Go through the records and show each line where the word "SREALITY" occurs.

• _DATA SECTION_
※ ※ ※

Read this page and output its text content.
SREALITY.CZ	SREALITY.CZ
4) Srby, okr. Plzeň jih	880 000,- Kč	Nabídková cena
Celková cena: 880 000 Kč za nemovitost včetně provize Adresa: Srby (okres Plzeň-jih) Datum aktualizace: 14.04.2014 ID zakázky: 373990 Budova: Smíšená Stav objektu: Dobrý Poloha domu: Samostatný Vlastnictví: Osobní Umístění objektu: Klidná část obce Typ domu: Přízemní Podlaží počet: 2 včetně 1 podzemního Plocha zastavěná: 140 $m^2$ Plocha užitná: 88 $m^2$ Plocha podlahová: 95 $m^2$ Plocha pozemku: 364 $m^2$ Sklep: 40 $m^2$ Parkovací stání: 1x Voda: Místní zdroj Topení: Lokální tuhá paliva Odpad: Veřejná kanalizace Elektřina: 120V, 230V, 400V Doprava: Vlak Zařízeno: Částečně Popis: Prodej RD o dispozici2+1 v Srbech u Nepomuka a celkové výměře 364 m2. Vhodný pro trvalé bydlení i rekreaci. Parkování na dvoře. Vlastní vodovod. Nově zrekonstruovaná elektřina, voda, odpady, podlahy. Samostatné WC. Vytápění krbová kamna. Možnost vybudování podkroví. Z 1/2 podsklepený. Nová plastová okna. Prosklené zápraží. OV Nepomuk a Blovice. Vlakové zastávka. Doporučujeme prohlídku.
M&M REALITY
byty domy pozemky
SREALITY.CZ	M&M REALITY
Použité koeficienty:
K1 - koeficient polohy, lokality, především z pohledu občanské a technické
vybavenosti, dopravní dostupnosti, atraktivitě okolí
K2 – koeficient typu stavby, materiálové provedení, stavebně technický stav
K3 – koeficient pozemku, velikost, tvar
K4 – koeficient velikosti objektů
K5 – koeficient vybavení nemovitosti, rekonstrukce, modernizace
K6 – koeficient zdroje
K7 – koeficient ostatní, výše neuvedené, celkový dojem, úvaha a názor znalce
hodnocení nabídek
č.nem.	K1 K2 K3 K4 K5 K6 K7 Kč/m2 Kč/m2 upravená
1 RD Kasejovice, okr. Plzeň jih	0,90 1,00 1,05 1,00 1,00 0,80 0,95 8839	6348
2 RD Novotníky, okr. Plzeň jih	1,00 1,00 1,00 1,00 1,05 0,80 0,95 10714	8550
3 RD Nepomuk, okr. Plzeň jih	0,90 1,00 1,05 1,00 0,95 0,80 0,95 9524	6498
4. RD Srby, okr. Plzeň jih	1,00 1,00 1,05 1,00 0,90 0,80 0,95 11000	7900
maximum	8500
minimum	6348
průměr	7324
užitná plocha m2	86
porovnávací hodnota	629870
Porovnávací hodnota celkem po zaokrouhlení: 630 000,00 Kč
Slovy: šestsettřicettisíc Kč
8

※ ※ ※

• _WRITTEN SOLUTION_
SREALITY.CZ	SREALITY.CZ
SREALITY.CZ	M&M REALITY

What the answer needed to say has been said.